§ What needs to be done: Go through the listing and copy every line word for word.

§ Items:
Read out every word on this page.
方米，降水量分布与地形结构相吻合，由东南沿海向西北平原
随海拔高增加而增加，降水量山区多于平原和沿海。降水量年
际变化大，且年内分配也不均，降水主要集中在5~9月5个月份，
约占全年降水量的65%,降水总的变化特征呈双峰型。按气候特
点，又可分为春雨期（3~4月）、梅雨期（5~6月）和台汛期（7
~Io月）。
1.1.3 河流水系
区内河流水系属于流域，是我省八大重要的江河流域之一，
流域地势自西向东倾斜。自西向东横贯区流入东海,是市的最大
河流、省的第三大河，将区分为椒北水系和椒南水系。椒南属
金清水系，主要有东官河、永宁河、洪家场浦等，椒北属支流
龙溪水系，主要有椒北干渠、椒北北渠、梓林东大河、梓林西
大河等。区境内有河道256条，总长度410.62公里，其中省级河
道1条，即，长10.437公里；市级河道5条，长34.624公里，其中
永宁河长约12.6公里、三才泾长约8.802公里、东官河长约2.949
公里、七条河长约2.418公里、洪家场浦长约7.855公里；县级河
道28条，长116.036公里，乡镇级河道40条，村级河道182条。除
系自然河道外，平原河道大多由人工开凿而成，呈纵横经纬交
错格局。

§ Written solution:
Read out every word on this page.
方米，降水量分布与地形结构相吻合，由东南沿海向西北平原
随海拔高增加而增加，降水量山区多于平原和沿海。降水量年
际变化大，且年内分配也不均，降水主要集中在5~9月5个月份，
约占全年降水量的65%,降水总的变化特征呈双峰型。按气候特
点，又可分为春雨期（3~4月）、梅雨期（5~6月）和台汛期（7
~Io月）。
1.1.3 河流水系
区内河流水系属于流域，是我省八大重要的江河流域之一，
流域地势自西向东倾斜。自西向东横贯区流入东海,是市的最大
河流、省的第三大河，将区分为椒北水系和椒南水系。椒南属
金清水系，主要有东官河、永宁河、洪家场浦等，椒北属支流
龙溪水系，主要有椒北干渠、椒北北渠、梓林东大河、梓林西
大河等。区境内有河道256条，总长度410.62公里，其中省级河
道1条，即，长10.437公里；市级河道5条，长34.624公里，其中
永宁河长约12.6公里、三才泾长约8.802公里、东官河长约2.949
公里、七条河长约2.418公里、洪家场浦长约7.855公里；县级河
道28条，长116.036公里，乡镇级河道40条，村级河道182条。除
系自然河道外，平原河道大多由人工开凿而成，呈纵横经纬交
错格局。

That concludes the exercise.